# WHAT YOU HAVE TO DO
Tally every line featuring "dashed", then give that tally alone.

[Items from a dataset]
>>
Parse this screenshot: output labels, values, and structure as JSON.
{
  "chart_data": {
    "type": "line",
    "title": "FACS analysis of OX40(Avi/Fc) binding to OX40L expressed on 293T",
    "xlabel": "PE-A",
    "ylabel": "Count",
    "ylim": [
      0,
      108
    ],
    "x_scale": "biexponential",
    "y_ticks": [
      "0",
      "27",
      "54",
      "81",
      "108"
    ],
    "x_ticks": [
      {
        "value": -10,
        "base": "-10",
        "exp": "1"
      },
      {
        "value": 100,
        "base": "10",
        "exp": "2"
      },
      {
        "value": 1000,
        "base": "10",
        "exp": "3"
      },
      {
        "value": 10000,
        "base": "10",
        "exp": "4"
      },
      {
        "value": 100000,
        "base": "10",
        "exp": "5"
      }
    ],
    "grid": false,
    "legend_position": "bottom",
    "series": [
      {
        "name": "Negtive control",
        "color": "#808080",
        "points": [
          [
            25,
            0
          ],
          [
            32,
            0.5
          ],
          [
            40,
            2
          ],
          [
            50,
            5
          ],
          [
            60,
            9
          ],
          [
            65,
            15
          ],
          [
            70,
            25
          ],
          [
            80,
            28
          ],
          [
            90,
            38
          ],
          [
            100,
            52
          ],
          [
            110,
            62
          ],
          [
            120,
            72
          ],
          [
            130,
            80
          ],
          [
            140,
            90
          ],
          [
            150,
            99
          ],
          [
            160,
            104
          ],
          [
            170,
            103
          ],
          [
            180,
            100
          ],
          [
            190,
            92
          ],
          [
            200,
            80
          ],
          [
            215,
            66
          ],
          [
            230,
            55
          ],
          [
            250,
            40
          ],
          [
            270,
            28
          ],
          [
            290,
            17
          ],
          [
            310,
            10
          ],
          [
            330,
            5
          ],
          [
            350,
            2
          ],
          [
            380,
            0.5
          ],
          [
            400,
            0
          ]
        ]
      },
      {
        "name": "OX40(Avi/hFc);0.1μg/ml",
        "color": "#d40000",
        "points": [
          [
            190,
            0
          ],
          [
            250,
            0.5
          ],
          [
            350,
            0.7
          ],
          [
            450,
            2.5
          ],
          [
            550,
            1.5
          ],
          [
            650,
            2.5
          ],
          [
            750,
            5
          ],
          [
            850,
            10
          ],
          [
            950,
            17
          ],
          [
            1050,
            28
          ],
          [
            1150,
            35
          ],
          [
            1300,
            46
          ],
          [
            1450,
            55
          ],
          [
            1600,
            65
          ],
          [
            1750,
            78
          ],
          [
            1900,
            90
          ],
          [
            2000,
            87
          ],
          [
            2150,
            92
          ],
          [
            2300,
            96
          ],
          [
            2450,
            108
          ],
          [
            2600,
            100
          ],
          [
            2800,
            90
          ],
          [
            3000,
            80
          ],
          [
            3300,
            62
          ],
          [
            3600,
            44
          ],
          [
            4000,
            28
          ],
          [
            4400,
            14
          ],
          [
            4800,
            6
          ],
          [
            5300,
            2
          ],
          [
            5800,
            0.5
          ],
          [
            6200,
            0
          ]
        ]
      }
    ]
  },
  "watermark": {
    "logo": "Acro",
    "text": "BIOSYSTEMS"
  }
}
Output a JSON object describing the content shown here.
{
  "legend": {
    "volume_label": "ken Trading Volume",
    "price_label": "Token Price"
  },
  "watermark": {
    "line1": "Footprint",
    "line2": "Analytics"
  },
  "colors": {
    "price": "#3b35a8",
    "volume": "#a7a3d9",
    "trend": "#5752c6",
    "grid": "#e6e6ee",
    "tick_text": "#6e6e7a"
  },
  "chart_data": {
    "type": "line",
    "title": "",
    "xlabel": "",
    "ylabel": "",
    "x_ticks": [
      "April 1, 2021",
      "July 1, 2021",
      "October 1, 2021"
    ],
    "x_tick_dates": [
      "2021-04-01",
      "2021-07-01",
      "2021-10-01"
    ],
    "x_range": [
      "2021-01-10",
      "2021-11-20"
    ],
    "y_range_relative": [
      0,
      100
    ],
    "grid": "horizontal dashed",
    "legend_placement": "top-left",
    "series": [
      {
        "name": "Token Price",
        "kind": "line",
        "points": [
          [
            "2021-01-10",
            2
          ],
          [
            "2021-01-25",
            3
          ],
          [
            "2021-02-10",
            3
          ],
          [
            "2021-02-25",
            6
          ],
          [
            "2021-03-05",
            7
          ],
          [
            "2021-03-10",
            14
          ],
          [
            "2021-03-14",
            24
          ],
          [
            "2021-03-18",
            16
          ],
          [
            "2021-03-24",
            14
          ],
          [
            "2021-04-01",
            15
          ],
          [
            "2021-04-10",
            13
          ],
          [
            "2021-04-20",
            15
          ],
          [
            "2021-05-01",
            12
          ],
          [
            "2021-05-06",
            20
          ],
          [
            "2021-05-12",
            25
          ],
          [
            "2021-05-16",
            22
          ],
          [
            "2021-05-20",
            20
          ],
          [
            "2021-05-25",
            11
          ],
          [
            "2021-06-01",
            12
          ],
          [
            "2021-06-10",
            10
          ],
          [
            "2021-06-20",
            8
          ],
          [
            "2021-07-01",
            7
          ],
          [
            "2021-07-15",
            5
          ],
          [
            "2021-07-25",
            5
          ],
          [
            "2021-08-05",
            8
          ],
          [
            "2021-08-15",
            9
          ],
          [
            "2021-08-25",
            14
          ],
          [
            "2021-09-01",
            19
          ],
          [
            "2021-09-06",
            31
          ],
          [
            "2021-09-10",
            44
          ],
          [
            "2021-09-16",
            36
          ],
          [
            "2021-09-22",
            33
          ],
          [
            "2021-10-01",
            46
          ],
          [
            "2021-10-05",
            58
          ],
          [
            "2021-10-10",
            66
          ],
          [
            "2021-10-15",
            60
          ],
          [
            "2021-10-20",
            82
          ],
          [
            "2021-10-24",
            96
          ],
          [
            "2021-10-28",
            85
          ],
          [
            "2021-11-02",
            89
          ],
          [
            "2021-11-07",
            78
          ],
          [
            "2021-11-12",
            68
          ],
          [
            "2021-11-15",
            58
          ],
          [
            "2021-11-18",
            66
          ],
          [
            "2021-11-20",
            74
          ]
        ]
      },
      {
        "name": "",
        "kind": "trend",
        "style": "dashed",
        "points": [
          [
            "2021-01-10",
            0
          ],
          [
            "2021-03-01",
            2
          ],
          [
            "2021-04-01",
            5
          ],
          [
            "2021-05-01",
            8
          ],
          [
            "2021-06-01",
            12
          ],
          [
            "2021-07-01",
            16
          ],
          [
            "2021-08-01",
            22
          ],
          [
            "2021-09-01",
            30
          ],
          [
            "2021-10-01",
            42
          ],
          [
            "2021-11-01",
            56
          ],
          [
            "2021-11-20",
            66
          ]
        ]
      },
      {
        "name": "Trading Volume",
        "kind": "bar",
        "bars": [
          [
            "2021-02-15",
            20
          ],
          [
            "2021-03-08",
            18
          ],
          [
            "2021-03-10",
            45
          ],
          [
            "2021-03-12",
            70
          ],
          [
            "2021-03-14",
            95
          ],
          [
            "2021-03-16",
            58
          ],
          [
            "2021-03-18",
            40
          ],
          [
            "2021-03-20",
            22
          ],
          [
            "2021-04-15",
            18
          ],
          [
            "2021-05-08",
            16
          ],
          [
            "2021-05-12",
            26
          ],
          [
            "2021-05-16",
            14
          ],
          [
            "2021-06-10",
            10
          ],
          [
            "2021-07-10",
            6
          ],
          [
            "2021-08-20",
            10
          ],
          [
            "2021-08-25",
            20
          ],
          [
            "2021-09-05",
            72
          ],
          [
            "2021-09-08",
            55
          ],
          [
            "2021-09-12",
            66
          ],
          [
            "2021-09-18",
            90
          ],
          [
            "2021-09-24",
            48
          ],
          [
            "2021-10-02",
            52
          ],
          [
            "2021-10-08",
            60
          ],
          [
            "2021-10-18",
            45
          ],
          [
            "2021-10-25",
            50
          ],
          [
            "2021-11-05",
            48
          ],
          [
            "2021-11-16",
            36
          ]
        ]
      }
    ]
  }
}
<<
# SOLUTION TO THE EXERCISE
2